Retype the material that follows, keeping every word as it is.

--- Material to process ---

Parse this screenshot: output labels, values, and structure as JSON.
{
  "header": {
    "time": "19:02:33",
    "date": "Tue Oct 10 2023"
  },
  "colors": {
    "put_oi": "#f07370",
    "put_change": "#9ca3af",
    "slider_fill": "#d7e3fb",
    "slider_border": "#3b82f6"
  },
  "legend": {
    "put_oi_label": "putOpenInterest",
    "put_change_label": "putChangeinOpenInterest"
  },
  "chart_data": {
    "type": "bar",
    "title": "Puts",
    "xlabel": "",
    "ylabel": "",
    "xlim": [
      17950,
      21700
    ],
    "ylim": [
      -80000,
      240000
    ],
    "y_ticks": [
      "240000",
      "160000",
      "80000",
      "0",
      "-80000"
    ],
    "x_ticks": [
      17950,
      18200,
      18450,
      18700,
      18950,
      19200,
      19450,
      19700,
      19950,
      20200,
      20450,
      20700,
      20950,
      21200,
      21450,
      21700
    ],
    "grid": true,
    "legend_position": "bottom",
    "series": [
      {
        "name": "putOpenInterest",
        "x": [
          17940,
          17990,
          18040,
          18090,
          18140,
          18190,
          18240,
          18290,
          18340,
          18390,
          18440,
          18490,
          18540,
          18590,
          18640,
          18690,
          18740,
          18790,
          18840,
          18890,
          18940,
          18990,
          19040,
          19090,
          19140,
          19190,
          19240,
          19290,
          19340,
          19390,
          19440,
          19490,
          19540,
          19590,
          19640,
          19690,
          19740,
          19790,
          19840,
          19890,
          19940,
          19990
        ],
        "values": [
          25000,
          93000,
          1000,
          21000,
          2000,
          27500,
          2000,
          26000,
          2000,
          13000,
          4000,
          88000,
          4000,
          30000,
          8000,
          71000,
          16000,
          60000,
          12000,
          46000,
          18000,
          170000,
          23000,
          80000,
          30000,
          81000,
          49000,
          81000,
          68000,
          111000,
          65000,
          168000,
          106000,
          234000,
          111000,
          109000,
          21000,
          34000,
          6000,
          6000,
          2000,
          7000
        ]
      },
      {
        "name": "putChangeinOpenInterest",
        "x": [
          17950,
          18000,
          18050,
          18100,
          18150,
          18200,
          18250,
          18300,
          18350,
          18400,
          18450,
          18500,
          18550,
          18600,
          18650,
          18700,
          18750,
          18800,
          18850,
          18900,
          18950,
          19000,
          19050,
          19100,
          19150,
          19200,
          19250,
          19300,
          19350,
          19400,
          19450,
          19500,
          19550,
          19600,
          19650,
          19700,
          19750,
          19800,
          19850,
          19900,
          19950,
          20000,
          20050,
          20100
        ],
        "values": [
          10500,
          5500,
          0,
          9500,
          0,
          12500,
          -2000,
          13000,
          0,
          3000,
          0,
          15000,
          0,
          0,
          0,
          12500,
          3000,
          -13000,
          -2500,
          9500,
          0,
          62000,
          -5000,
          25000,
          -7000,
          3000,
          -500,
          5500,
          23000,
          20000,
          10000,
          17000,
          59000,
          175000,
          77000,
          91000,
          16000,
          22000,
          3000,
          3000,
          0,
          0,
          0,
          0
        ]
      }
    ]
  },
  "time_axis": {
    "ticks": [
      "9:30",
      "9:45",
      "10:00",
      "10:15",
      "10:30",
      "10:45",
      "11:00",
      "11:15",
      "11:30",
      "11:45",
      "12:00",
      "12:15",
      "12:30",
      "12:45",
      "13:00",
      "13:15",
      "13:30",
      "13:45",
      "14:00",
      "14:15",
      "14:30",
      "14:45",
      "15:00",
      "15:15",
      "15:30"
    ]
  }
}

---

# Final result:
Parse this screenshot: output labels, values, and structure as JSON.
{
  "header": {
    "time": "19:02:33",
    "date": "Tue Oct 10 2023"
  },
  "colors": {
    "put_oi": "#f07370",
    "put_change": "#9ca3af",
    "slider_fill": "#d7e3fb",
    "slider_border": "#3b82f6"
  },
  "legend": {
    "put_oi_label": "putOpenInterest",
    "put_change_label": "putChangeinOpenInterest"
  },
  "chart_data": {
    "type": "bar",
    "title": "Puts",
    "xlabel": "",
    "ylabel": "",
    "xlim": [
      17950,
      21700
    ],
    "ylim": [
      -80000,
      240000
    ],
    "y_ticks": [
      "240000",
      "160000",
      "80000",
      "0",
      "-80000"
    ],
    "x_ticks": [
      17950,
      18200,
      18450,
      18700,
      18950,
      19200,
      19450,
      19700,
      19950,
      20200,
      20450,
      20700,
      20950,
      21200,
      21450,
      21700
    ],
    "grid": true,
    "legend_position": "bottom",
    "series": [
      {
        "name": "putOpenInterest",
        "x": [
          17940,
          17990,
          18040,
          18090,
          18140,
          18190,
          18240,
          18290,
          18340,
          18390,
          18440,
          18490,
          18540,
          18590,
          18640,
          18690,
          18740,
          18790,
          18840,
          18890,
          18940,
          18990,
          19040,
          19090,
          19140,
          19190,
          19240,
          19290,
          19340,
          19390,
          19440,
          19490,
          19540,
          19590,
          19640,
          19690,
          19740,
          19790,
          19840,
          19890,
          19940,
          19990
        ],
        "values": [
          25000,
          93000,
          1000,
          21000,
          2000,
          27500,
          2000,
          26000,
          2000,
          13000,
          4000,
          88000,
          4000,
          30000,
          8000,
          71000,
          16000,
          60000,
          12000,
          46000,
          18000,
          170000,
          23000,
          80000,
          30000,
          81000,
          49000,
          81000,
          68000,
          111000,
          65000,
          168000,
          106000,
          234000,
          111000,
          109000,
          21000,
          34000,
          6000,
          6000,
          2000,
          7000
        ]
      },
      {
        "name": "putChangeinOpenInterest",
        "x": [
          17950,
          18000,
          18050,
          18100,
          18150,
          18200,
          18250,
          18300,
          18350,
          18400,
          18450,
          18500,
          18550,
          18600,
          18650,
          18700,
          18750,
          18800,
          18850,
          18900,
          18950,
          19000,
          19050,
          19100,
          19150,
          19200,
          19250,
          19300,
          19350,
          19400,
          19450,
          19500,
          19550,
          19600,
          19650,
          19700,
          19750,
          19800,
          19850,
          19900,
          19950,
          20000,
          20050,
          20100
        ],
        "values": [
          10500,
          5500,
          0,
          9500,
          0,
          12500,
          -2000,
          13000,
          0,
          3000,
          0,
          15000,
          0,
          0,
          0,
          12500,
          3000,
          -13000,
          -2500,
          9500,
          0,
          62000,
          -5000,
          25000,
          -7000,
          3000,
          -500,
          5500,
          23000,
          20000,
          10000,
          17000,
          59000,
          175000,
          77000,
          91000,
          16000,
          22000,
          3000,
          3000,
          0,
          0,
          0,
          0
        ]
      }
    ]
  },
  "time_axis": {
    "ticks": [
      "9:30",
      "9:45",
      "10:00",
      "10:15",
      "10:30",
      "10:45",
      "11:00",
      "11:15",
      "11:30",
      "11:45",
      "12:00",
      "12:15",
      "12:30",
      "12:45",
      "13:00",
      "13:15",
      "13:30",
      "13:45",
      "14:00",
      "14:15",
      "14:30",
      "14:45",
      "15:00",
      "15:15",
      "15:30"
    ]
  }
}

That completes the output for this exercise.